Material shown:
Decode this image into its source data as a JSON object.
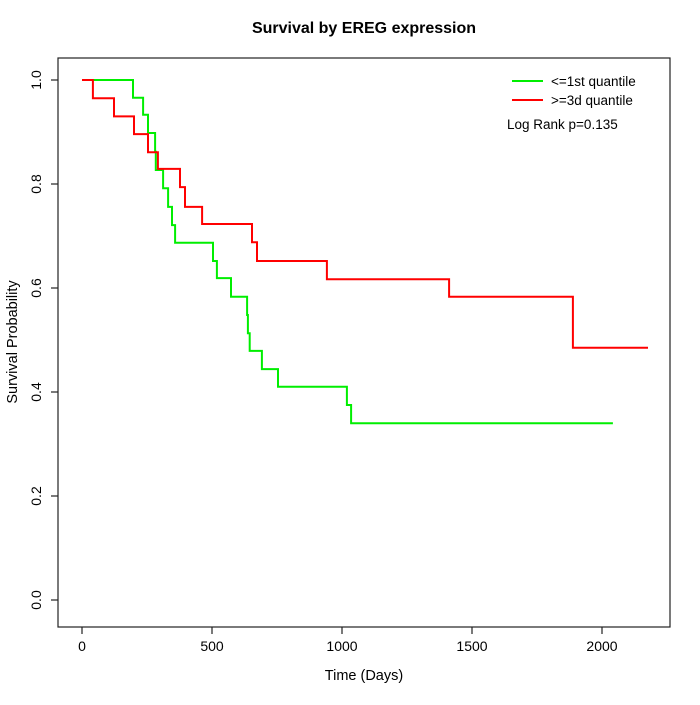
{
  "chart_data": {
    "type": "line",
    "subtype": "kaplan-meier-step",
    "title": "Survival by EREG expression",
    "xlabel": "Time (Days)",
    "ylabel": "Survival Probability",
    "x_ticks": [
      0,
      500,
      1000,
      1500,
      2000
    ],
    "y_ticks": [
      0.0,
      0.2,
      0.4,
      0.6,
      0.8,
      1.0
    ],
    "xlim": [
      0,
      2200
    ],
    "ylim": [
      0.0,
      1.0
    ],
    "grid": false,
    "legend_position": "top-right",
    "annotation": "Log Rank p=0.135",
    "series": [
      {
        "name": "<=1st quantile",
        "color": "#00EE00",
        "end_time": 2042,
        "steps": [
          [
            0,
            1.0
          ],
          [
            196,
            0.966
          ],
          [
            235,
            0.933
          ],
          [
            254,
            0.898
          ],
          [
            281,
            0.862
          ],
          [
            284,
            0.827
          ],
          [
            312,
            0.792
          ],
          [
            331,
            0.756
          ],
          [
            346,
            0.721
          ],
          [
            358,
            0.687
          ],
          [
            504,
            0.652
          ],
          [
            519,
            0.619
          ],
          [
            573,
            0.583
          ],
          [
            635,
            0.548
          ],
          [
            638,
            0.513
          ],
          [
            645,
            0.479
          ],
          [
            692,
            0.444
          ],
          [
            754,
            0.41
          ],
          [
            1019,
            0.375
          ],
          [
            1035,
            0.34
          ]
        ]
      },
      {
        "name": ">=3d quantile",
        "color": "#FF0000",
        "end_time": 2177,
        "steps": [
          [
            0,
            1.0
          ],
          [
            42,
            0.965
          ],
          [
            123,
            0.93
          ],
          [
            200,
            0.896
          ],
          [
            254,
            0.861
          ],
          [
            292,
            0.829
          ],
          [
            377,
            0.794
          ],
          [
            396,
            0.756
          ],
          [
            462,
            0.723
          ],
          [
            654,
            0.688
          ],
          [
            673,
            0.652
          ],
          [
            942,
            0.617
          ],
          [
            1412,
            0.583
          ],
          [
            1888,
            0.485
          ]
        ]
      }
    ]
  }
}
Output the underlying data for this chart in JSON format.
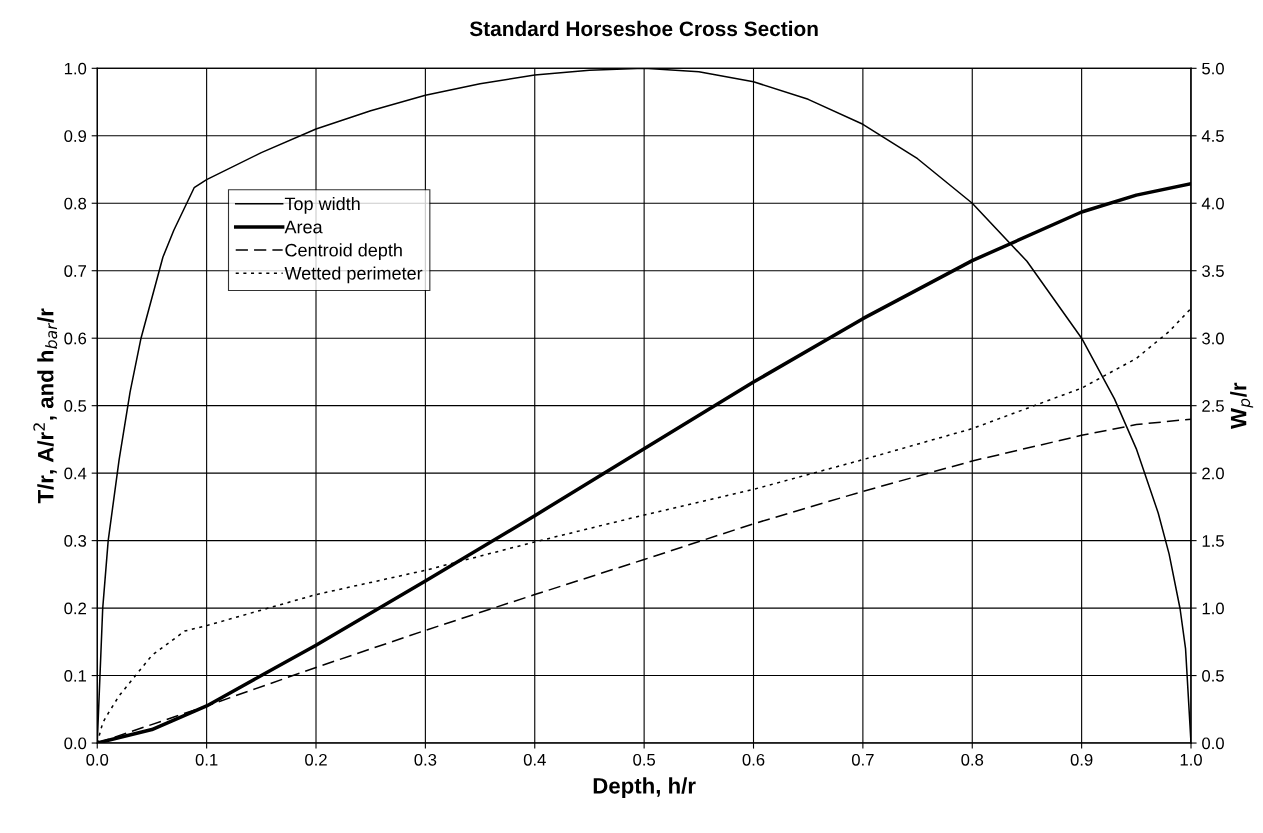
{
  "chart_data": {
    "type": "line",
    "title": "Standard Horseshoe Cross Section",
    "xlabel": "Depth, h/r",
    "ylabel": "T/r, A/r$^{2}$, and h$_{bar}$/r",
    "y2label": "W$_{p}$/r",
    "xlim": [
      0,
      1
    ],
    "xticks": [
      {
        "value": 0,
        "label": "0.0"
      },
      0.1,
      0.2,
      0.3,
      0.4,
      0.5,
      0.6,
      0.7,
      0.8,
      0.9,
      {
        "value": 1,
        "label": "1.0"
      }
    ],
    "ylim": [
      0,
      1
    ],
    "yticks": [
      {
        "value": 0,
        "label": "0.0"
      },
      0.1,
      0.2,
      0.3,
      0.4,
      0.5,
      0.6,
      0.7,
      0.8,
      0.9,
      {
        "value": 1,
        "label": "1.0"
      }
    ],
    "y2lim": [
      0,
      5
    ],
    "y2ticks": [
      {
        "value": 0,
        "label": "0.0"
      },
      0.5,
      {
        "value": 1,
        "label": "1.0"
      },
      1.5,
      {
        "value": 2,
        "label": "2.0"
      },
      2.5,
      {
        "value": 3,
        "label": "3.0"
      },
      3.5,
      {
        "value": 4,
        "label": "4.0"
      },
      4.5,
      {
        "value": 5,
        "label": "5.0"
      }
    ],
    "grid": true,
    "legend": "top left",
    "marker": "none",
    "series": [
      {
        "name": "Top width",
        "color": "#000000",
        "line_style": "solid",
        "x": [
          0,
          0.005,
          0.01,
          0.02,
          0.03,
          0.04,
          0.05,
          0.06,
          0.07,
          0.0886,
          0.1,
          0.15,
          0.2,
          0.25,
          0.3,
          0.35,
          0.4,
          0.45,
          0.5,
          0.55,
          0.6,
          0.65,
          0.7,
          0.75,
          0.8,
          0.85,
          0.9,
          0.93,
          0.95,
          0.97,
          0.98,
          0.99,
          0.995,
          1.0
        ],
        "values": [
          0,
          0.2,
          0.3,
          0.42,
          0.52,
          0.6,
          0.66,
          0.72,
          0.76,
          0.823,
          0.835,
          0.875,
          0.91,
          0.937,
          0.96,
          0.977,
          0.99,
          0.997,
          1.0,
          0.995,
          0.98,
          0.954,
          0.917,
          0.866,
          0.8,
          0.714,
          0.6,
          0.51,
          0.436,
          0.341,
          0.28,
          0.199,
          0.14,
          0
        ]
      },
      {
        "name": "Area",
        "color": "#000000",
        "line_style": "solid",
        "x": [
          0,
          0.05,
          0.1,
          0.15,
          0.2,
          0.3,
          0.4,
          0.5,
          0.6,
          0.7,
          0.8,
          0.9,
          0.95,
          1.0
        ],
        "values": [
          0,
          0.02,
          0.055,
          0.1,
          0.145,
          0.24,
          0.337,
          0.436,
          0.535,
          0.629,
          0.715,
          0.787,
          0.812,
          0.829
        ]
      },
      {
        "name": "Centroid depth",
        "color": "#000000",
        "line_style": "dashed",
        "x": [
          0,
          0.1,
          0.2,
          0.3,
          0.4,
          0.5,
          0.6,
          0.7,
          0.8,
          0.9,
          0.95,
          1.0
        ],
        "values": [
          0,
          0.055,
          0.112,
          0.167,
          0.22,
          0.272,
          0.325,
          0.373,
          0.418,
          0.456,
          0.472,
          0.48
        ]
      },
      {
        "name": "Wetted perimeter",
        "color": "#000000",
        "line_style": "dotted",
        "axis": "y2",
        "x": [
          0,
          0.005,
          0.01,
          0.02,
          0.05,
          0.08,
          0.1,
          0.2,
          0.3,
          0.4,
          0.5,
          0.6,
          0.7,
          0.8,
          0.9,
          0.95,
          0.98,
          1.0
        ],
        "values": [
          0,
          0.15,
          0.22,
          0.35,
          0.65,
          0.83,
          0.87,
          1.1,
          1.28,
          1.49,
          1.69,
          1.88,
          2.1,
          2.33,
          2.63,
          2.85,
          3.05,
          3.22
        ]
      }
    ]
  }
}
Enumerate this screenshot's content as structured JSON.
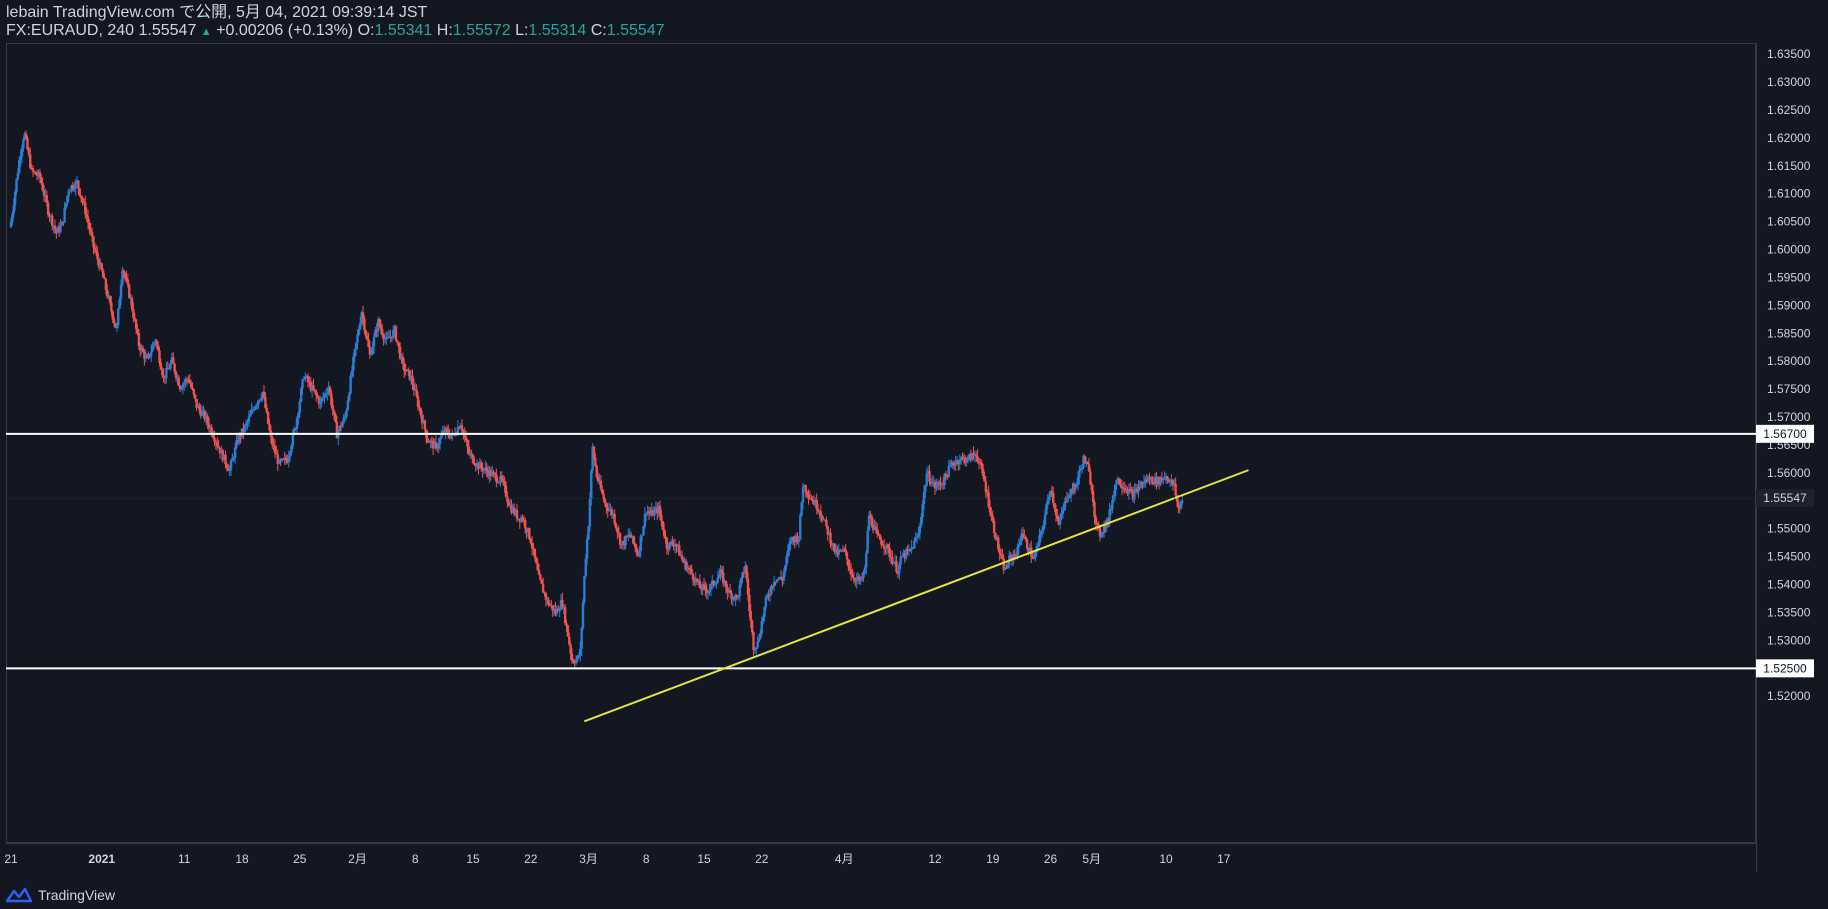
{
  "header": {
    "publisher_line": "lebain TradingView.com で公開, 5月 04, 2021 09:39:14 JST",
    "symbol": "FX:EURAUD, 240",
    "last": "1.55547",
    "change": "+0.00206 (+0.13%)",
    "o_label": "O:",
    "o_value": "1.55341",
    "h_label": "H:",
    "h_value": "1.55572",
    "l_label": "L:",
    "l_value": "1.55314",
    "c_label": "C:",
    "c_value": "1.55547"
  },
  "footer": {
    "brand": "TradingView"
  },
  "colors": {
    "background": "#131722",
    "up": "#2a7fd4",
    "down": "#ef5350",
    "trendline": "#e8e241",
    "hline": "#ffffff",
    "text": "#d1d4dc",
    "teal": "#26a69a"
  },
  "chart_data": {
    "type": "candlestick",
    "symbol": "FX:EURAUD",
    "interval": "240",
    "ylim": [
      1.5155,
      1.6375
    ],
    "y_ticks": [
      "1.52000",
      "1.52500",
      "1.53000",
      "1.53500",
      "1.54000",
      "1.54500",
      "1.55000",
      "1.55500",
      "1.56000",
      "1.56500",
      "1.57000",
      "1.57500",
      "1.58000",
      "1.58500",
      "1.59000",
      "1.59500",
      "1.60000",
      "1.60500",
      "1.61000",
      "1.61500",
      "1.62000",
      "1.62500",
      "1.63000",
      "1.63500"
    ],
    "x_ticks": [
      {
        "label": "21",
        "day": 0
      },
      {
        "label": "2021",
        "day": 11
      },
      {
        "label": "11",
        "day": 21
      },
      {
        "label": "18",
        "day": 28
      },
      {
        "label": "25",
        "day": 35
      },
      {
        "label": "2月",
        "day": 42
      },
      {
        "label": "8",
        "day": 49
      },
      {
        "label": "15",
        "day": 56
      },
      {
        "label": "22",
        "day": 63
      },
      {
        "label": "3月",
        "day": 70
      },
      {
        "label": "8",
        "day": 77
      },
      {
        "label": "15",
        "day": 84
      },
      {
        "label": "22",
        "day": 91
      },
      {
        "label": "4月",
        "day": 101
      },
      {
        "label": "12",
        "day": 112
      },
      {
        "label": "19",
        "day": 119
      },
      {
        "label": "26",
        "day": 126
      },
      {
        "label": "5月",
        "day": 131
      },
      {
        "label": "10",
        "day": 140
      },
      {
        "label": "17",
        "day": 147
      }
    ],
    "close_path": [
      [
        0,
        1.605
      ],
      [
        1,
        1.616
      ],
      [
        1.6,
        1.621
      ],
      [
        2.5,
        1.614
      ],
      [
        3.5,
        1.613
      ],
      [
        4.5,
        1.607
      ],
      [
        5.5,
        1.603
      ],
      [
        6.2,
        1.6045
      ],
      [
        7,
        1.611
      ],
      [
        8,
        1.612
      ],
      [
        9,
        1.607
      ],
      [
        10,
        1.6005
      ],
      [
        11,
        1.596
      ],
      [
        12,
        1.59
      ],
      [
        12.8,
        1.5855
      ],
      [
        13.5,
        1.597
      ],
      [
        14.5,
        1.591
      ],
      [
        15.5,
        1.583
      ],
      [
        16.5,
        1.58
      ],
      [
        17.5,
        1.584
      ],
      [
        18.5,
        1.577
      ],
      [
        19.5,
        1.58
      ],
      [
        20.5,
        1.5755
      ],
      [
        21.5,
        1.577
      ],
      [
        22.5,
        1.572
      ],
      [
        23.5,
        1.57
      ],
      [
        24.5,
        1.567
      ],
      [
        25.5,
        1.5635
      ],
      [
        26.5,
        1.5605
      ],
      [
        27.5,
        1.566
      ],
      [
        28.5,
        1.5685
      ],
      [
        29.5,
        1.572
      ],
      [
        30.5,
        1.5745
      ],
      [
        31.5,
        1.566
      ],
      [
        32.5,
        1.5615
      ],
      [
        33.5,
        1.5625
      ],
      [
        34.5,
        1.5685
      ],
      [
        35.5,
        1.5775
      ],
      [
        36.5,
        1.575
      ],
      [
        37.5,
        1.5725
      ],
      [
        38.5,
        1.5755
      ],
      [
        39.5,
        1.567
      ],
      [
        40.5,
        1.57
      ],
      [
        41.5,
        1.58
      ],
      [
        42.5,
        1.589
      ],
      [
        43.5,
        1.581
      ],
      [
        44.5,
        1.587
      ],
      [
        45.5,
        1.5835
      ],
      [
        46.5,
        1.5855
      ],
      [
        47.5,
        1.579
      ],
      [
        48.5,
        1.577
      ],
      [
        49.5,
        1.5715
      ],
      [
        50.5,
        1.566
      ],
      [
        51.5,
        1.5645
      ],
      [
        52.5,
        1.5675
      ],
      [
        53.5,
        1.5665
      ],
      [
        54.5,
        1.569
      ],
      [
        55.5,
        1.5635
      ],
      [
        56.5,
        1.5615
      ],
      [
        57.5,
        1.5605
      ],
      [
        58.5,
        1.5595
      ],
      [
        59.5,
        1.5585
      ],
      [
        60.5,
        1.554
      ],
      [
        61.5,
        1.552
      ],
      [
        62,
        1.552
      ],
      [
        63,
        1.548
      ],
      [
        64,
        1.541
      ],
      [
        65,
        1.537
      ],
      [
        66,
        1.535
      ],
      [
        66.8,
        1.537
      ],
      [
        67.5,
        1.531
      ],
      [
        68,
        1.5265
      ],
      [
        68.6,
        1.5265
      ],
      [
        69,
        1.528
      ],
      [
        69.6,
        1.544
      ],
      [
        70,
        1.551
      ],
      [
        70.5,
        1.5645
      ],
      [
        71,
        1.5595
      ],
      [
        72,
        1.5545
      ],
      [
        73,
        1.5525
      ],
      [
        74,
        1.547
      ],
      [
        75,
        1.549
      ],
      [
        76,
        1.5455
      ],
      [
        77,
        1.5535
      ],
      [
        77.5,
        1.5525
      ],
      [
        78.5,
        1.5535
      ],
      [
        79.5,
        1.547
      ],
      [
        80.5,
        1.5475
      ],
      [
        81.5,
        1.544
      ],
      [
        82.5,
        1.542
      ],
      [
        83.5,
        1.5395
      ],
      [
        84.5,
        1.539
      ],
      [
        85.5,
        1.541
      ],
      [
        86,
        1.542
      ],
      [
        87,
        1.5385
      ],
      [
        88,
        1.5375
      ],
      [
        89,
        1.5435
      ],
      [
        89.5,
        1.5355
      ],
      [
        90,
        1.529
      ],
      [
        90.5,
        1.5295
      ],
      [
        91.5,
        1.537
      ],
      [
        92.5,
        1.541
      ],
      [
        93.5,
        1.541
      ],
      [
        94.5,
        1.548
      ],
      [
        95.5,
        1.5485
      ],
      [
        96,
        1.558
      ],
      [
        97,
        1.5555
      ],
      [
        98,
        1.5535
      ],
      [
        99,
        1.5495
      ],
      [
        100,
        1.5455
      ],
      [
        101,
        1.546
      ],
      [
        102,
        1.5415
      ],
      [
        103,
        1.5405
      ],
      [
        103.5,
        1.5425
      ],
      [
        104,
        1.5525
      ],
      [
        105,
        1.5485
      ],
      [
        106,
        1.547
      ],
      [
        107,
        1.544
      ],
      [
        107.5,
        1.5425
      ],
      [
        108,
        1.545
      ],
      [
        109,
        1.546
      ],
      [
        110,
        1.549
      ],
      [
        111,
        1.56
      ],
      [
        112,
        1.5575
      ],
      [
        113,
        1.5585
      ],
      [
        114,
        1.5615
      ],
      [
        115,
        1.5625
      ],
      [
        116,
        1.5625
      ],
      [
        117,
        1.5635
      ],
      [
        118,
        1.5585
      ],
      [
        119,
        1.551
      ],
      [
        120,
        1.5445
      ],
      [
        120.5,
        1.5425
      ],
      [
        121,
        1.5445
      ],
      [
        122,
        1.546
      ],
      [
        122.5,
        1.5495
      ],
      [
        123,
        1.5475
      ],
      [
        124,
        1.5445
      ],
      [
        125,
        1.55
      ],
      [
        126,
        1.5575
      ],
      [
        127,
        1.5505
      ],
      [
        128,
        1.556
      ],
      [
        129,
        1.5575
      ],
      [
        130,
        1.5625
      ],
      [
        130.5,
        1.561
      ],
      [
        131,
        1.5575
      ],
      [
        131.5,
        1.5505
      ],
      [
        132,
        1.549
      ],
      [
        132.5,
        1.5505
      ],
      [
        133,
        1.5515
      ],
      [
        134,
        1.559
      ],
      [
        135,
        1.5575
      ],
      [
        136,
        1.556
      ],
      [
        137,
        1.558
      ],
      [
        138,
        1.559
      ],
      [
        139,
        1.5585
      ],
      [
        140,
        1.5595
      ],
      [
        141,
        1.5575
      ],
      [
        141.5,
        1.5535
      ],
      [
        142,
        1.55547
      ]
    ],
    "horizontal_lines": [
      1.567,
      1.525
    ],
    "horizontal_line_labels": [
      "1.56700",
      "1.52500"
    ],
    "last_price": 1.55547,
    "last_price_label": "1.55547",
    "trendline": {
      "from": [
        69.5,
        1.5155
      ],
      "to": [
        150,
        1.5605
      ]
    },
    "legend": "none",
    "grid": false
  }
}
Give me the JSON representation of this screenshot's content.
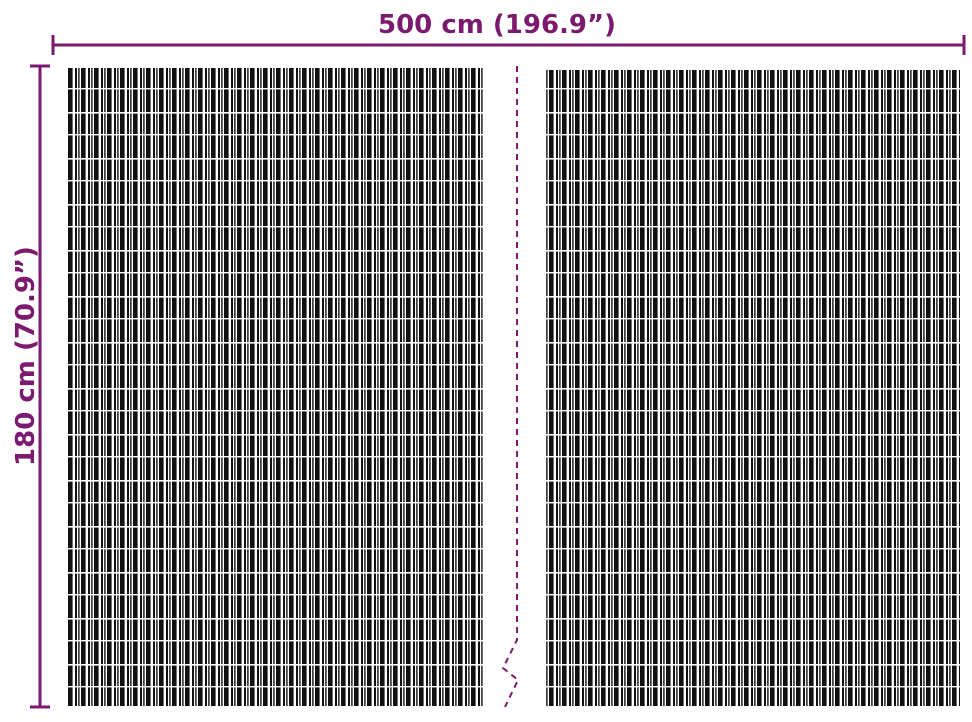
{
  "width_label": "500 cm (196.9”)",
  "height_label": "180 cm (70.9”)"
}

The exercise: Search the records above for "this". Copy each line where it is found.

Reply:
Decode this image into its source data as a JSON object.
Output the underlying data for this chart in JSON format.
Enumerate this screenshot's content as structured JSON.
Give me the JSON representation of this screenshot's content.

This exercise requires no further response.